== Listed records ==

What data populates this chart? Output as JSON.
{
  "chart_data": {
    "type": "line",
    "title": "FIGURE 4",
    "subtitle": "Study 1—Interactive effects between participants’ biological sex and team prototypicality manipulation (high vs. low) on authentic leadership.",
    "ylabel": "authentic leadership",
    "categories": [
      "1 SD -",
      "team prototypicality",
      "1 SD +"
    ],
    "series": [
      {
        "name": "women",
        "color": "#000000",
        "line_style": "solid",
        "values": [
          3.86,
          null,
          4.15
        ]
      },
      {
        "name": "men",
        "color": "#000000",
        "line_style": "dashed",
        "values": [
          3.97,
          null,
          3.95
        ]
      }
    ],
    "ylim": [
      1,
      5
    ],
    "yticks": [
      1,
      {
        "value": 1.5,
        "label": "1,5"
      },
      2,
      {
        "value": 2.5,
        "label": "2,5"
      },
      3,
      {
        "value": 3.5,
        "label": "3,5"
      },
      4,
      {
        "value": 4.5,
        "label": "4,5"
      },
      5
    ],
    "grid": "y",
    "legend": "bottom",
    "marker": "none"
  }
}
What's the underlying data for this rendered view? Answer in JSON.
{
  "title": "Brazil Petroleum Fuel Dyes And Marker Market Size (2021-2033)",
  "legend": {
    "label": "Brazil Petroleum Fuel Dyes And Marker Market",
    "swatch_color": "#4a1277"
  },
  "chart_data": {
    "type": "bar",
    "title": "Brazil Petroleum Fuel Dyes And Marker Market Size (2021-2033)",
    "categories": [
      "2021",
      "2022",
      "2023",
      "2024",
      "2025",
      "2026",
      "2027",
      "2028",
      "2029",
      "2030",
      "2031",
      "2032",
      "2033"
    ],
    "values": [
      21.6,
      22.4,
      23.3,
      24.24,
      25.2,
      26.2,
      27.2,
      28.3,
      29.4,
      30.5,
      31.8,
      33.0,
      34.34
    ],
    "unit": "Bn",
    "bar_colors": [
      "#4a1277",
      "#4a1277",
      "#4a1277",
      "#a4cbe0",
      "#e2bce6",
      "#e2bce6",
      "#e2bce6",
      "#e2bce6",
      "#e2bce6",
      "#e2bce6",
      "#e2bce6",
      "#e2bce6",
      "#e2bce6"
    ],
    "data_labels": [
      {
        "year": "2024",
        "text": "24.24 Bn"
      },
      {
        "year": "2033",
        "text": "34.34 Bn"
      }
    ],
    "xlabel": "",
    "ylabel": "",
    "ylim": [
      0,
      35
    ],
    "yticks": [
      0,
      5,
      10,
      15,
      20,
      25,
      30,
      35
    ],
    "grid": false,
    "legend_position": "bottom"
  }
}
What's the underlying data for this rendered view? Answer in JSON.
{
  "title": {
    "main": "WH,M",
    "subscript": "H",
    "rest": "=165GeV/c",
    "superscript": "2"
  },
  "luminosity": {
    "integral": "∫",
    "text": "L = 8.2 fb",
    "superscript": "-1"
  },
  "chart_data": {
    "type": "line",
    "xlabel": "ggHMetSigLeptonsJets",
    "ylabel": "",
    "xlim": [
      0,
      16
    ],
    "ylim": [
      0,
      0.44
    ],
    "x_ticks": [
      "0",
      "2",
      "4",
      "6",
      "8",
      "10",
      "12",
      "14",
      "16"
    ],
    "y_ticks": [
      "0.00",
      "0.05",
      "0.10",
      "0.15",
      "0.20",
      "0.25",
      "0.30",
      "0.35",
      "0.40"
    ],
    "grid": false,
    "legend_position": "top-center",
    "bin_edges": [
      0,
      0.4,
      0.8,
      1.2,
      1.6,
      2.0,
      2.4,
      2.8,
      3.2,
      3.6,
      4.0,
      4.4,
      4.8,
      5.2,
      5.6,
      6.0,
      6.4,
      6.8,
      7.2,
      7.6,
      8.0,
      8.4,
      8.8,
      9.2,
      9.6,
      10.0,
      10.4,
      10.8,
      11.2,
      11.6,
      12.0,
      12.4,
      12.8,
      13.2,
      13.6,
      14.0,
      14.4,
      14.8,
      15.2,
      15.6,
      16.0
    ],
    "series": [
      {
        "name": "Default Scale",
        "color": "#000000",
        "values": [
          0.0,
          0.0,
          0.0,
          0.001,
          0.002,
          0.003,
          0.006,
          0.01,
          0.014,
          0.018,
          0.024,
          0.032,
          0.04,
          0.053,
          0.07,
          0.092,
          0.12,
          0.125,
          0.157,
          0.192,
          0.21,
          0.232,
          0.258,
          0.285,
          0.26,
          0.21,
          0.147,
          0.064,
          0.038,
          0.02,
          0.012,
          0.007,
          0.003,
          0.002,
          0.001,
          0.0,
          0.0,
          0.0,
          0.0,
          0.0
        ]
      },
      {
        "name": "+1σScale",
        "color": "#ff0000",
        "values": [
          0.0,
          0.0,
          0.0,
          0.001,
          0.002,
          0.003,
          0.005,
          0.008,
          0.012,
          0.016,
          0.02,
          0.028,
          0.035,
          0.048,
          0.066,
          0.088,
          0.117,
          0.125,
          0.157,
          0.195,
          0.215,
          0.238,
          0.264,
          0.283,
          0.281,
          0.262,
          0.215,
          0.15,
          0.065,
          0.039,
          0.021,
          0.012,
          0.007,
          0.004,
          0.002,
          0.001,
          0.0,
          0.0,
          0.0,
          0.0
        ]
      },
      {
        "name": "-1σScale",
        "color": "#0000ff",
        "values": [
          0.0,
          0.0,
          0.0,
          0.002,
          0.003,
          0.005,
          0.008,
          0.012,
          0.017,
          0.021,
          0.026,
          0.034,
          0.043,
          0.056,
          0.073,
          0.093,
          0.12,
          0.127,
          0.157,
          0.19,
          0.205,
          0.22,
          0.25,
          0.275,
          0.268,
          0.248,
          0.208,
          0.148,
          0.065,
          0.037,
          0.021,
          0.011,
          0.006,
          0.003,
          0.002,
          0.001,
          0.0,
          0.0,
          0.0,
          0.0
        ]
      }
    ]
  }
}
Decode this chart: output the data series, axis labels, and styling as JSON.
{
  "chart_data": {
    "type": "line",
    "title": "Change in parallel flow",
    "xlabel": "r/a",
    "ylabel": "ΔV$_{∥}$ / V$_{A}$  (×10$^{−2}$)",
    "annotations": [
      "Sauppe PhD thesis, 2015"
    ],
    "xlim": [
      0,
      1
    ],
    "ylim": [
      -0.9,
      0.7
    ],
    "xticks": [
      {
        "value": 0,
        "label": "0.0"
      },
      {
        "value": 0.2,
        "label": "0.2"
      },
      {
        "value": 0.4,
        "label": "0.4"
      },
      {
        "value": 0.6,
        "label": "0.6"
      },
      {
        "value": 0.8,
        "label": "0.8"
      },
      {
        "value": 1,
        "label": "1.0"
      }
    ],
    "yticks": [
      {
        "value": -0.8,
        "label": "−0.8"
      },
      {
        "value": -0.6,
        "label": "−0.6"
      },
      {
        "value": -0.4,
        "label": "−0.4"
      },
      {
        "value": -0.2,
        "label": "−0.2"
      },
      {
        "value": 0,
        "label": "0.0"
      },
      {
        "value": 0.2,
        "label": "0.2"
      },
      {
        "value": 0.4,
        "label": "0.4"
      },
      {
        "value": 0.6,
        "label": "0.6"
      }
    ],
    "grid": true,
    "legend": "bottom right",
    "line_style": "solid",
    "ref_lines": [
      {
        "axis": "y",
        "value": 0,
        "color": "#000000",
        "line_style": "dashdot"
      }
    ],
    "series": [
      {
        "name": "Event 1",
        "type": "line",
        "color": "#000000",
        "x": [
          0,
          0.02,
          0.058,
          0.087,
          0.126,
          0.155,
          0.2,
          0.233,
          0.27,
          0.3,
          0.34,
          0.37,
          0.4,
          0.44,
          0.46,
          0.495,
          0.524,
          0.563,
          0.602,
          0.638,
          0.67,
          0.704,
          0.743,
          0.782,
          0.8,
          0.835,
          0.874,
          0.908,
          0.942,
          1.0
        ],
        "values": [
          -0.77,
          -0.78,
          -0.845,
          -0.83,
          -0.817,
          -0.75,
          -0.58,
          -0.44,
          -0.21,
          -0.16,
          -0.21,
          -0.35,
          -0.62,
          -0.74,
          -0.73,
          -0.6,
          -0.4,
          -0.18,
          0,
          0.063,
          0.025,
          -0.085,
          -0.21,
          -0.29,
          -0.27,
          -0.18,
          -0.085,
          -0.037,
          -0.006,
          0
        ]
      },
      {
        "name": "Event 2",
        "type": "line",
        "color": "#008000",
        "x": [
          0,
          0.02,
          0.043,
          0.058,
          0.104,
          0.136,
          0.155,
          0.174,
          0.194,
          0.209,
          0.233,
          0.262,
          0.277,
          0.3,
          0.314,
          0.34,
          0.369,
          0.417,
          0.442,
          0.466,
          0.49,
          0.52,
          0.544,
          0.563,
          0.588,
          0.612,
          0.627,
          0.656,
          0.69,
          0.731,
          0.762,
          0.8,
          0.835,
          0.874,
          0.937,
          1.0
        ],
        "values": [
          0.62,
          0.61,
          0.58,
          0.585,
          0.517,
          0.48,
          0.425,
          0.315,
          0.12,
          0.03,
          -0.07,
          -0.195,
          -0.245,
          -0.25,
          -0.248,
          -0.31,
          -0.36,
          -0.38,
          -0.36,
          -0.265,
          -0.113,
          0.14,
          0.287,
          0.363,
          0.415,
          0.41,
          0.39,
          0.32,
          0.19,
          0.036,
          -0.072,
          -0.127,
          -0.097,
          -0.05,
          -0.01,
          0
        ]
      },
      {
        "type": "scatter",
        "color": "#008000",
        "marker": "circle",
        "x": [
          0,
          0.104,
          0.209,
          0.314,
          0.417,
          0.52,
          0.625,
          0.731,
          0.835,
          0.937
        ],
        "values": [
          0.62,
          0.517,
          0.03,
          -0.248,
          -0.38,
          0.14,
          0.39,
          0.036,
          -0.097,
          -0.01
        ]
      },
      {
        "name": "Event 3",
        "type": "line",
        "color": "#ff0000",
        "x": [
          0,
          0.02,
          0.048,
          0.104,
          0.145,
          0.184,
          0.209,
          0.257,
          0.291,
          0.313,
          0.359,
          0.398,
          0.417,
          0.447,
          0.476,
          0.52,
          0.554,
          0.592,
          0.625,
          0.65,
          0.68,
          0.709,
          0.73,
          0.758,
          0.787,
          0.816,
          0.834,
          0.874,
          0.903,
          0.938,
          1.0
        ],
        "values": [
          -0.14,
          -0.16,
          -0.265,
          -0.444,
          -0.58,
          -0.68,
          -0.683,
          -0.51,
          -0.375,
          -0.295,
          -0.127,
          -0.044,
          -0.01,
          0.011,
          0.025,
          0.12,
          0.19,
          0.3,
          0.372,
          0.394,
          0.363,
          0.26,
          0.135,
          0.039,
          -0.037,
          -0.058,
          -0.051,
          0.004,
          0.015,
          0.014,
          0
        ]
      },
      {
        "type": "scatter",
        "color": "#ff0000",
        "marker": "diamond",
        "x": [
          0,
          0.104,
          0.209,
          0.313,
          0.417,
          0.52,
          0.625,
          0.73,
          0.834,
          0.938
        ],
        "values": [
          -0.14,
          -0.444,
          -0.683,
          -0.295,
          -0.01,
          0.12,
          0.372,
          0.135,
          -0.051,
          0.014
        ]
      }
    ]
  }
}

== Written instruction ==
Search the entries for the word "Fuel", then gather every line that has it.

== Result of the task ==
  "title": "Brazil Petroleum Fuel Dyes And Marker Market Size (2021-2033)",
    "label": "Brazil Petroleum Fuel Dyes And Marker Market",
    "title": "Brazil Petroleum Fuel Dyes And Marker Market Size (2021-2033)",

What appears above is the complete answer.